**Record extracts**
'''

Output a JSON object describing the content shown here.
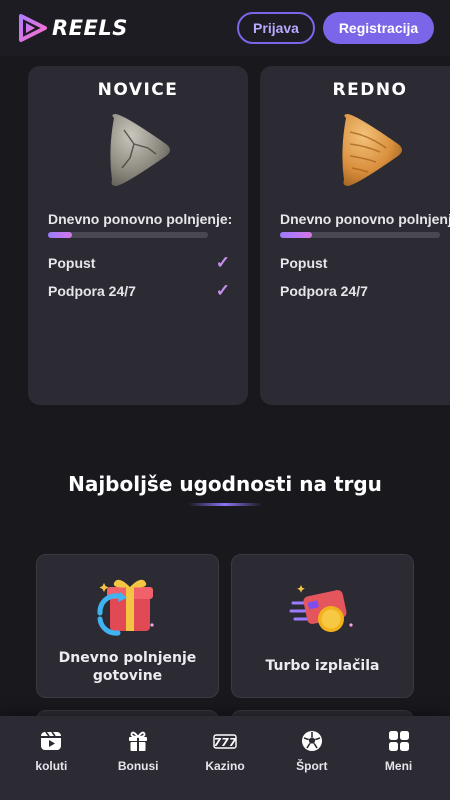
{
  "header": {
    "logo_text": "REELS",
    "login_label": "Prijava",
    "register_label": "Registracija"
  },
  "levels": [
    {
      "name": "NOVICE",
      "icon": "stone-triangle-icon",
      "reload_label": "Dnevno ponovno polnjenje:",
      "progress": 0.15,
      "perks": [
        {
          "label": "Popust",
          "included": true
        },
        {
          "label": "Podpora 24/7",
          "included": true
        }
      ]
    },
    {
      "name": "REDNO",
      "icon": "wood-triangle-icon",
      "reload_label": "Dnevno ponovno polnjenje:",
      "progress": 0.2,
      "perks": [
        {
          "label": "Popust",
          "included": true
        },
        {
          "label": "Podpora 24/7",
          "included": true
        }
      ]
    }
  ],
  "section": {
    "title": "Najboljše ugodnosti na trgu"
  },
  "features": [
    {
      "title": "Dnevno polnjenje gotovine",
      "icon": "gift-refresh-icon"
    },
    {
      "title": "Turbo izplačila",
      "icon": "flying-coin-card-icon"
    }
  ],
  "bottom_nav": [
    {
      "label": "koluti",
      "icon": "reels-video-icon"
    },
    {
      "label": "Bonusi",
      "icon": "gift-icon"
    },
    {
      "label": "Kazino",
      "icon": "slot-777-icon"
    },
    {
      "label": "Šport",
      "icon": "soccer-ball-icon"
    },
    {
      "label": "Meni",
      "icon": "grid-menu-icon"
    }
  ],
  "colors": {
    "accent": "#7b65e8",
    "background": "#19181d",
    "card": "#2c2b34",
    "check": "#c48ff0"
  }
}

'''

**Set task**
Make an exact copy of the data, leaving its pictures out.

**Finished answer**
Output a JSON object describing the content shown here.
{
  "header": {
    "logo_text": "REELS",
    "login_label": "Prijava",
    "register_label": "Registracija"
  },
  "levels": [
    {
      "name": "NOVICE",
      "icon": "stone-triangle-icon",
      "reload_label": "Dnevno ponovno polnjenje:",
      "progress": 0.15,
      "perks": [
        {
          "label": "Popust",
          "included": true
        },
        {
          "label": "Podpora 24/7",
          "included": true
        }
      ]
    },
    {
      "name": "REDNO",
      "icon": "wood-triangle-icon",
      "reload_label": "Dnevno ponovno polnjenje:",
      "progress": 0.2,
      "perks": [
        {
          "label": "Popust",
          "included": true
        },
        {
          "label": "Podpora 24/7",
          "included": true
        }
      ]
    }
  ],
  "section": {
    "title": "Najboljše ugodnosti na trgu"
  },
  "features": [
    {
      "title": "Dnevno polnjenje gotovine",
      "icon": "gift-refresh-icon"
    },
    {
      "title": "Turbo izplačila",
      "icon": "flying-coin-card-icon"
    }
  ],
  "bottom_nav": [
    {
      "label": "koluti",
      "icon": "reels-video-icon"
    },
    {
      "label": "Bonusi",
      "icon": "gift-icon"
    },
    {
      "label": "Kazino",
      "icon": "slot-777-icon"
    },
    {
      "label": "Šport",
      "icon": "soccer-ball-icon"
    },
    {
      "label": "Meni",
      "icon": "grid-menu-icon"
    }
  ],
  "colors": {
    "accent": "#7b65e8",
    "background": "#19181d",
    "card": "#2c2b34",
    "check": "#c48ff0"
  }
}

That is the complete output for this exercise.